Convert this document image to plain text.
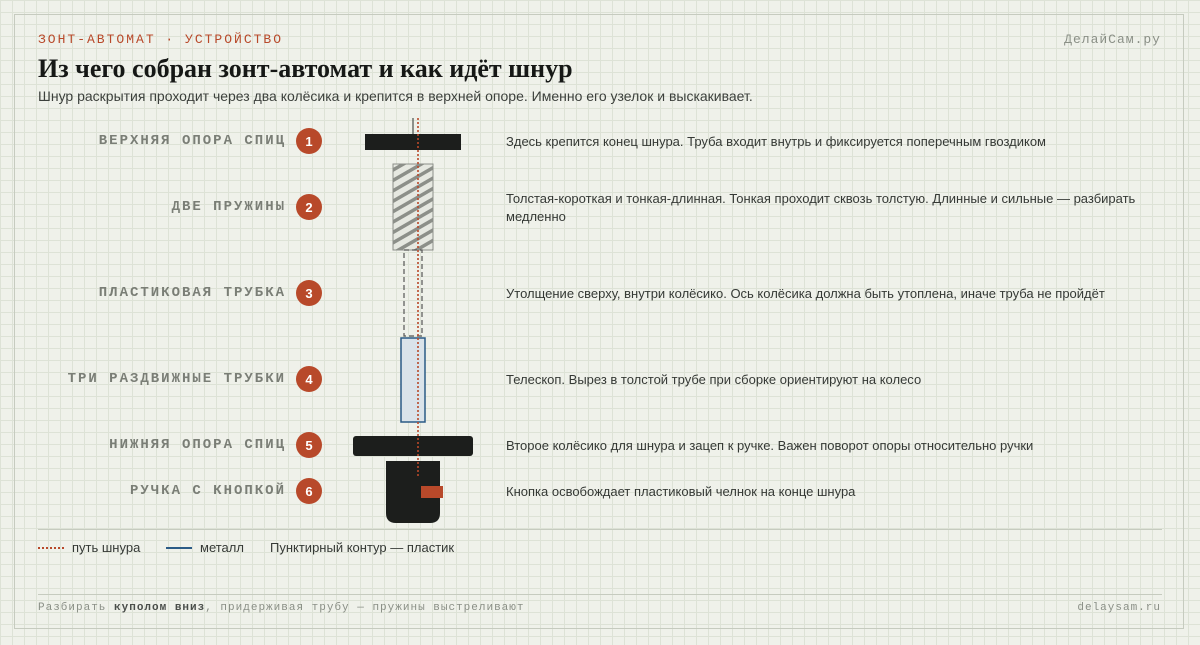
ЗОНТ-АВТОМАТ · УСТРОЙСТВО	ДелайСам.ру
Из чего собран зонт-автомат и как идёт шнур
Шнур раскрытия проходит через два колёсика и крепится в верхней опоре. Именно его узелок и выскакивает.
ВЕРХНЯЯ ОПОРА СПИЦ
ДВЕ ПРУЖИНЫ
ПЛАСТИКОВАЯ ТРУБКА
ТРИ РАЗДВИЖНЫЕ ТРУБКИ
НИЖНЯЯ ОПОРА СПИЦ
РУЧКА С КНОПКОЙ
1
2
3
4
5
6
Здесь крепится конец шнура. Труба входит внутрь и фиксируется поперечным гвоздиком
Толстая-короткая и тонкая-длинная. Тонкая проходит сквозь толстую. Длинные и сильные — разбирать медленно
Утолщение сверху, внутри колёсико. Ось колёсика должна быть утоплена, иначе труба не пройдёт
Телескоп. Вырез в толстой трубе при сборке ориентируют на колесо
Второе колёсико для шнура и зацеп к ручке. Важен поворот опоры относительно ручки
Кнопка освобождает пластиковый челнок на конце шнура
путь шнура	металл Пунктирный контур — пластик
Разбирать куполом вниз, придерживая трубу — пружины выстреливают	delaysam.ru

^^^^^^^^^^^^^^^^

* EXERCISE DESCRIPTION *
Every record above should be written out again exactly; the pictures stay out of the copy.

* RESULT FOR THIS EXERCISE *
Convert this document image to plain text.
ЗОНТ-АВТОМАТ · УСТРОЙСТВО	ДелайСам.ру
Из чего собран зонт-автомат и как идёт шнур
Шнур раскрытия проходит через два колёсика и крепится в верхней опоре. Именно его узелок и выскакивает.
ВЕРХНЯЯ ОПОРА СПИЦ
ДВЕ ПРУЖИНЫ
ПЛАСТИКОВАЯ ТРУБКА
ТРИ РАЗДВИЖНЫЕ ТРУБКИ
НИЖНЯЯ ОПОРА СПИЦ
РУЧКА С КНОПКОЙ
1
2
3
4
5
6
Здесь крепится конец шнура. Труба входит внутрь и фиксируется поперечным гвоздиком
Толстая-короткая и тонкая-длинная. Тонкая проходит сквозь толстую. Длинные и сильные — разбирать медленно
Утолщение сверху, внутри колёсико. Ось колёсика должна быть утоплена, иначе труба не пройдёт
Телескоп. Вырез в толстой трубе при сборке ориентируют на колесо
Второе колёсико для шнура и зацеп к ручке. Важен поворот опоры относительно ручки
Кнопка освобождает пластиковый челнок на конце шнура
путь шнура	металл Пунктирный контур — пластик
Разбирать куполом вниз, придерживая трубу — пружины выстреливают	delaysam.ru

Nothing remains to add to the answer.